─── Text block ───
The cognitive approach has become preeminent in the social and behavioral sciences. It surpassed the earlier strict behaviorist or reinforcement oriented approaches that dominated the early twentieth century to about the mid-1950s. Strict behaviorists sidestepped the cognitive, partly because they felt it was unobservable and unmeasurable, and partly because they felt it was unnecessary, i.e., given that rewards and punishments primarily governed behavior, the "ghosts in the machine" of affect and cognition might be "interesting" but were unnecessary to study.
Three psychologists working in the 1940s and 1950s significantly influenced behavioral science to change these perspectives. Psychologist Edward Tolman saw people (and animals) operating through "mental maps." He saw cognitive plans for action as explaining the initiative and originality that strict reinforcement theorists had difficulty explaining. (I will add that Tolman was vilified by more reinforcement-oriented psychologists for years.) Gestalt phenomonologist Fritz Heider was fascinated by how people attribute causality for events and the importance of causal attributions for people's plans for social action. Kurt Lewin, working in the fledgling field of group dynamics, saw people "navigating" in a planned way from one "field of forces" to another.
Meanwhile, in sociology, the school of symbolic interactionism had been industriously working since the early part of the twentieth century. Although he considered himself a "social behaviorist," philosopher George Herbert Mead felt that humans were creatures of symbol, communication and meaning. Charles Horton Cooley emphasized social cognition in forming the self-concept. Thomas and Znaniecki, in their classic The Polish Peasant in Europe and America introduced the idea that things that "appeared real" were real in their consequences.
By the 1950s, the strict reinforcement approach was "running out of steam." One of its most famous practitioners, Clark Hull, had originally created a formula that behavior was a multiplicative product of "drive" and "habit strength." As newer and more cognitive models arose, Hull kept trying to graft constructs from these models into his simple formula. This resulted in a piecemeal patchwork of imprecisely measured mathematical terms and no increased rigor in explanation. Newer learning theorists, such as Albert Bandura's work in the 1960s and 1970s, integrated cognitive aspects (plans, imitation, reasoning) into their behavioral models.
─── Dataset extract ───
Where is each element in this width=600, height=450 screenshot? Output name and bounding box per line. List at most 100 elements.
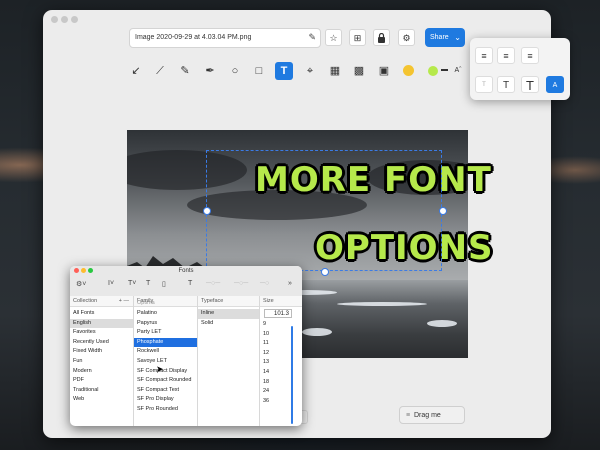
───
Required work
According to the text on the rise of the cognitive approach, what did Clark Hull's original formula describe behavior as?

Solution to the problem
A multiplicative product of "drive" and "habit strength."